### Given task:
Without including any images, reproduce each entry exactly.

### Input:

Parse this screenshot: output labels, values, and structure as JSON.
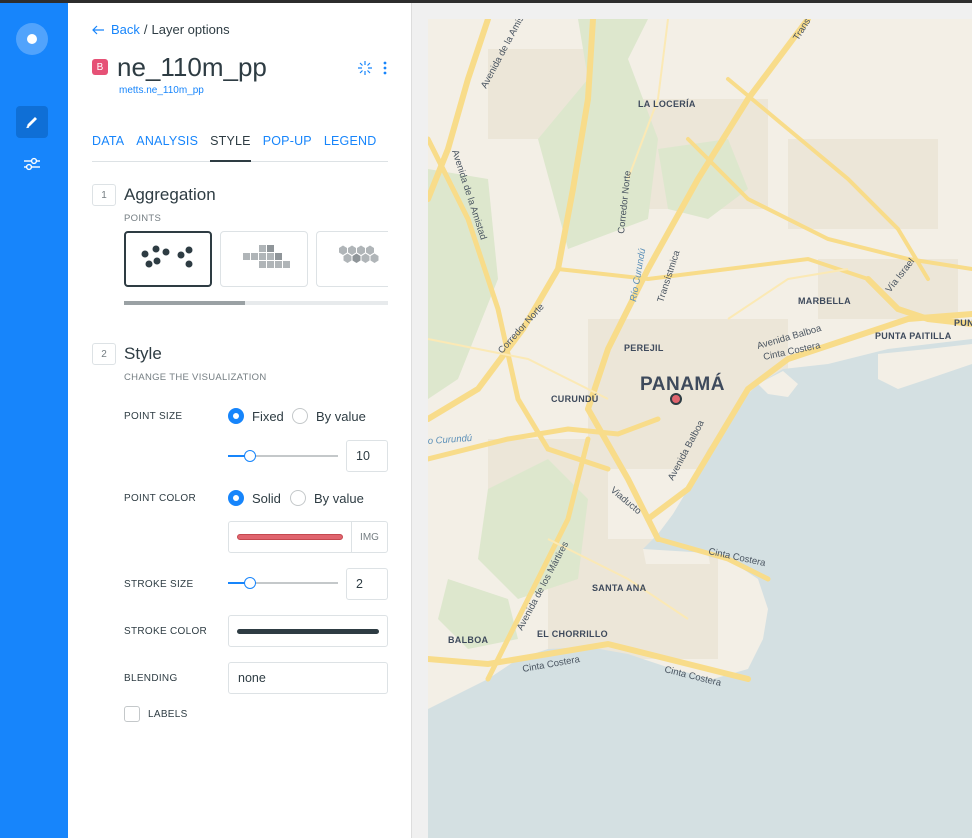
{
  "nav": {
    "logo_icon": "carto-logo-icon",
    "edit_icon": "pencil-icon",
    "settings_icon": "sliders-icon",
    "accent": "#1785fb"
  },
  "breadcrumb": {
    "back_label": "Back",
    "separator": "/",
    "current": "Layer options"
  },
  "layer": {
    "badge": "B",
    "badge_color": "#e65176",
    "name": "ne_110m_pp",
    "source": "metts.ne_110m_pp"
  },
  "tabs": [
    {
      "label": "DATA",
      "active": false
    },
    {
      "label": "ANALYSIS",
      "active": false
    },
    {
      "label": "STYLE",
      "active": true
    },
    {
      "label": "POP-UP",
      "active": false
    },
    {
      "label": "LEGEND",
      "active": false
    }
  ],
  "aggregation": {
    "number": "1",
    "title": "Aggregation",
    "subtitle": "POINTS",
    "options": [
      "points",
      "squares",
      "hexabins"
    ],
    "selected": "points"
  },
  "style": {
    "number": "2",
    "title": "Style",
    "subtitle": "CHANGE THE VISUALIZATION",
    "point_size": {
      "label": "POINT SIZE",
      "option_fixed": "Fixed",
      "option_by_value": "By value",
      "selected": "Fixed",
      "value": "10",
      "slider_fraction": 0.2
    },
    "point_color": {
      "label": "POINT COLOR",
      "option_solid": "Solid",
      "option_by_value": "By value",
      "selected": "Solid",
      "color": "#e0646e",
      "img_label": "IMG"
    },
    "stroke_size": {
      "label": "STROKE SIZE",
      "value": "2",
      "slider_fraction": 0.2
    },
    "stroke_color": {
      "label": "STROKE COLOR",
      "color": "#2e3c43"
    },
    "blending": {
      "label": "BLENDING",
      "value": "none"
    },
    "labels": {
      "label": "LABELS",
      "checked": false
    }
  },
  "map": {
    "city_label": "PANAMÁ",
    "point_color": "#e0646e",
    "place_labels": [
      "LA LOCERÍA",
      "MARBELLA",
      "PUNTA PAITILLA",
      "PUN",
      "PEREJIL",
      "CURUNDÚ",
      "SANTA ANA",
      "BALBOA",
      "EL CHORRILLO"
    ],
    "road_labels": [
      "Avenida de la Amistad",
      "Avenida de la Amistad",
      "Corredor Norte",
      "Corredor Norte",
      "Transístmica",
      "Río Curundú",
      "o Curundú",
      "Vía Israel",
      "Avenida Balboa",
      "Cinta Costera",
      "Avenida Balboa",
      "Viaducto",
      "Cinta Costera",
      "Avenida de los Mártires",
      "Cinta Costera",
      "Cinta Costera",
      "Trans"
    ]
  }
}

### Output for this exercise:
Parse this screenshot: output labels, values, and structure as JSON.
{
  "nav": {
    "logo_icon": "carto-logo-icon",
    "edit_icon": "pencil-icon",
    "settings_icon": "sliders-icon",
    "accent": "#1785fb"
  },
  "breadcrumb": {
    "back_label": "Back",
    "separator": "/",
    "current": "Layer options"
  },
  "layer": {
    "badge": "B",
    "badge_color": "#e65176",
    "name": "ne_110m_pp",
    "source": "metts.ne_110m_pp"
  },
  "tabs": [
    {
      "label": "DATA",
      "active": false
    },
    {
      "label": "ANALYSIS",
      "active": false
    },
    {
      "label": "STYLE",
      "active": true
    },
    {
      "label": "POP-UP",
      "active": false
    },
    {
      "label": "LEGEND",
      "active": false
    }
  ],
  "aggregation": {
    "number": "1",
    "title": "Aggregation",
    "subtitle": "POINTS",
    "options": [
      "points",
      "squares",
      "hexabins"
    ],
    "selected": "points"
  },
  "style": {
    "number": "2",
    "title": "Style",
    "subtitle": "CHANGE THE VISUALIZATION",
    "point_size": {
      "label": "POINT SIZE",
      "option_fixed": "Fixed",
      "option_by_value": "By value",
      "selected": "Fixed",
      "value": "10",
      "slider_fraction": 0.2
    },
    "point_color": {
      "label": "POINT COLOR",
      "option_solid": "Solid",
      "option_by_value": "By value",
      "selected": "Solid",
      "color": "#e0646e",
      "img_label": "IMG"
    },
    "stroke_size": {
      "label": "STROKE SIZE",
      "value": "2",
      "slider_fraction": 0.2
    },
    "stroke_color": {
      "label": "STROKE COLOR",
      "color": "#2e3c43"
    },
    "blending": {
      "label": "BLENDING",
      "value": "none"
    },
    "labels": {
      "label": "LABELS",
      "checked": false
    }
  },
  "map": {
    "city_label": "PANAMÁ",
    "point_color": "#e0646e",
    "place_labels": [
      "LA LOCERÍA",
      "MARBELLA",
      "PUNTA PAITILLA",
      "PUN",
      "PEREJIL",
      "CURUNDÚ",
      "SANTA ANA",
      "BALBOA",
      "EL CHORRILLO"
    ],
    "road_labels": [
      "Avenida de la Amistad",
      "Avenida de la Amistad",
      "Corredor Norte",
      "Corredor Norte",
      "Transístmica",
      "Río Curundú",
      "o Curundú",
      "Vía Israel",
      "Avenida Balboa",
      "Cinta Costera",
      "Avenida Balboa",
      "Viaducto",
      "Cinta Costera",
      "Avenida de los Mártires",
      "Cinta Costera",
      "Cinta Costera",
      "Trans"
    ]
  }
}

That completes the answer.